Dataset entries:

/---

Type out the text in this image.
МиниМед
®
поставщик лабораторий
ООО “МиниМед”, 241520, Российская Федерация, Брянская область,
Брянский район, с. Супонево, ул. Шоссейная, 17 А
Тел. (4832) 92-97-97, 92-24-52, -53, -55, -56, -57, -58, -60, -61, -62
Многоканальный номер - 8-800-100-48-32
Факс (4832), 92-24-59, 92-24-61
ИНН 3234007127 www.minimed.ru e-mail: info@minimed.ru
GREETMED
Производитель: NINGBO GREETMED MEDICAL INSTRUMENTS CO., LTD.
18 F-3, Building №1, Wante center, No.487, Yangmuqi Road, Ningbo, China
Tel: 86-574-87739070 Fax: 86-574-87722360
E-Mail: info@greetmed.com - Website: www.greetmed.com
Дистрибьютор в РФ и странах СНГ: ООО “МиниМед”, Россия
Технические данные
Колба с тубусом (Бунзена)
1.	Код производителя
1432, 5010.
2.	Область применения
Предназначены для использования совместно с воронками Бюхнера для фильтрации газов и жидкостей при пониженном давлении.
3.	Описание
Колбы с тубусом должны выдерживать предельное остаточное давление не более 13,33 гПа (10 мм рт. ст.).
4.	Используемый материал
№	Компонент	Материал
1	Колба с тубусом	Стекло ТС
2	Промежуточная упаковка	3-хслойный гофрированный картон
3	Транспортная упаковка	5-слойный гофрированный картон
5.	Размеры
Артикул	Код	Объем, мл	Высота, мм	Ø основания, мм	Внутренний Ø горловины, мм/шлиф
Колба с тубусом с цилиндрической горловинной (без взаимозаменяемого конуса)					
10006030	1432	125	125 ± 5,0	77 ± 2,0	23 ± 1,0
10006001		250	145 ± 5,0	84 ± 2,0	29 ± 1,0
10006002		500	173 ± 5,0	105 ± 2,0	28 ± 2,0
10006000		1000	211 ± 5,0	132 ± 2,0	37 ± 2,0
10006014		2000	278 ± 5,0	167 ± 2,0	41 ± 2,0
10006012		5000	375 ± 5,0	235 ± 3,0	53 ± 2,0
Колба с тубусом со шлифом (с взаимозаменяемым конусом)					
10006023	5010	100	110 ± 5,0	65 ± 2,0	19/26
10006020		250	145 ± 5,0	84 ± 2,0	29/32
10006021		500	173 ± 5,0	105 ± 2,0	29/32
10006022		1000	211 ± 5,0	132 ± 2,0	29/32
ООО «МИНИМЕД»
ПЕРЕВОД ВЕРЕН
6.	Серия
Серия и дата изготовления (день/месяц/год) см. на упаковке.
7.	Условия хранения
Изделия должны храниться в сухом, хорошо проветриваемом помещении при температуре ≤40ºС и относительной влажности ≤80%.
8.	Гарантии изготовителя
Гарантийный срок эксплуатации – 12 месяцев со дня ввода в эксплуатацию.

\---

» **Given exercise**: Once more, set down the full listing, verbatim.

» **Final result**:
Type out the text in this image.
МиниМед
®
поставщик лабораторий
ООО “МиниМед”, 241520, Российская Федерация, Брянская область,
Брянский район, с. Супонево, ул. Шоссейная, 17 А
Тел. (4832) 92-97-97, 92-24-52, -53, -55, -56, -57, -58, -60, -61, -62
Многоканальный номер - 8-800-100-48-32
Факс (4832), 92-24-59, 92-24-61
ИНН 3234007127 www.minimed.ru e-mail: info@minimed.ru
GREETMED
Производитель: NINGBO GREETMED MEDICAL INSTRUMENTS CO., LTD.
18 F-3, Building №1, Wante center, No.487, Yangmuqi Road, Ningbo, China
Tel: 86-574-87739070 Fax: 86-574-87722360
E-Mail: info@greetmed.com - Website: www.greetmed.com
Дистрибьютор в РФ и странах СНГ: ООО “МиниМед”, Россия
Технические данные
Колба с тубусом (Бунзена)
1.	Код производителя
1432, 5010.
2.	Область применения
Предназначены для использования совместно с воронками Бюхнера для фильтрации газов и жидкостей при пониженном давлении.
3.	Описание
Колбы с тубусом должны выдерживать предельное остаточное давление не более 13,33 гПа (10 мм рт. ст.).
4.	Используемый материал
№	Компонент	Материал
1	Колба с тубусом	Стекло ТС
2	Промежуточная упаковка	3-хслойный гофрированный картон
3	Транспортная упаковка	5-слойный гофрированный картон
5.	Размеры
Артикул	Код	Объем, мл	Высота, мм	Ø основания, мм	Внутренний Ø горловины, мм/шлиф
Колба с тубусом с цилиндрической горловинной (без взаимозаменяемого конуса)					
10006030	1432	125	125 ± 5,0	77 ± 2,0	23 ± 1,0
10006001		250	145 ± 5,0	84 ± 2,0	29 ± 1,0
10006002		500	173 ± 5,0	105 ± 2,0	28 ± 2,0
10006000		1000	211 ± 5,0	132 ± 2,0	37 ± 2,0
10006014		2000	278 ± 5,0	167 ± 2,0	41 ± 2,0
10006012		5000	375 ± 5,0	235 ± 3,0	53 ± 2,0
Колба с тубусом со шлифом (с взаимозаменяемым конусом)					
10006023	5010	100	110 ± 5,0	65 ± 2,0	19/26
10006020		250	145 ± 5,0	84 ± 2,0	29/32
10006021		500	173 ± 5,0	105 ± 2,0	29/32
10006022		1000	211 ± 5,0	132 ± 2,0	29/32
ООО «МИНИМЕД»
ПЕРЕВОД ВЕРЕН
6.	Серия
Серия и дата изготовления (день/месяц/год) см. на упаковке.
7.	Условия хранения
Изделия должны храниться в сухом, хорошо проветриваемом помещении при температуре ≤40ºС и относительной влажности ≤80%.
8.	Гарантии изготовителя
Гарантийный срок эксплуатации – 12 месяцев со дня ввода в эксплуатацию.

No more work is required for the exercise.